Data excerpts
* * * * * * * * *

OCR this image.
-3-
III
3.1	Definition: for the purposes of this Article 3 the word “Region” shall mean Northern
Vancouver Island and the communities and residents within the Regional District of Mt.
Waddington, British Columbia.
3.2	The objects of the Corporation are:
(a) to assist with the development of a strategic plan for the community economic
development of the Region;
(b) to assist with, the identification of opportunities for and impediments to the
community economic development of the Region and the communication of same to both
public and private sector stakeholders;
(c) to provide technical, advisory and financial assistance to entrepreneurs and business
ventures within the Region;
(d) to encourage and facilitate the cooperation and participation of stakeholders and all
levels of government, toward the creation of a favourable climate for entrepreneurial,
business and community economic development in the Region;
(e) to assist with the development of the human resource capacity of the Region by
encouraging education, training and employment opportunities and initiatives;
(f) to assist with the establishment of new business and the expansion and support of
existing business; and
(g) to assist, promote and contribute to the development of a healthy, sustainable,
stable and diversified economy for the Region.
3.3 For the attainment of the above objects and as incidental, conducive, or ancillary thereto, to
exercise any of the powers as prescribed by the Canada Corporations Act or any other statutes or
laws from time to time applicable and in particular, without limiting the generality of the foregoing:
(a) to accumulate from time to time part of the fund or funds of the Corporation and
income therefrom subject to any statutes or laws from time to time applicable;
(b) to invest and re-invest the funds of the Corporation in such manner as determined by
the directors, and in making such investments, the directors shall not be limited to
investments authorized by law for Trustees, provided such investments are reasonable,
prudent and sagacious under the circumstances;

* * * * * * * * *

Job - Set down all of the data above, word for word.

Solution for this task -
OCR this image.
-3-
III
3.1	Definition: for the purposes of this Article 3 the word “Region” shall mean Northern
Vancouver Island and the communities and residents within the Regional District of Mt.
Waddington, British Columbia.
3.2	The objects of the Corporation are:
(a) to assist with the development of a strategic plan for the community economic
development of the Region;
(b) to assist with, the identification of opportunities for and impediments to the
community economic development of the Region and the communication of same to both
public and private sector stakeholders;
(c) to provide technical, advisory and financial assistance to entrepreneurs and business
ventures within the Region;
(d) to encourage and facilitate the cooperation and participation of stakeholders and all
levels of government, toward the creation of a favourable climate for entrepreneurial,
business and community economic development in the Region;
(e) to assist with the development of the human resource capacity of the Region by
encouraging education, training and employment opportunities and initiatives;
(f) to assist with the establishment of new business and the expansion and support of
existing business; and
(g) to assist, promote and contribute to the development of a healthy, sustainable,
stable and diversified economy for the Region.
3.3 For the attainment of the above objects and as incidental, conducive, or ancillary thereto, to
exercise any of the powers as prescribed by the Canada Corporations Act or any other statutes or
laws from time to time applicable and in particular, without limiting the generality of the foregoing:
(a) to accumulate from time to time part of the fund or funds of the Corporation and
income therefrom subject to any statutes or laws from time to time applicable;
(b) to invest and re-invest the funds of the Corporation in such manner as determined by
the directors, and in making such investments, the directors shall not be limited to
investments authorized by law for Trustees, provided such investments are reasonable,
prudent and sagacious under the circumstances;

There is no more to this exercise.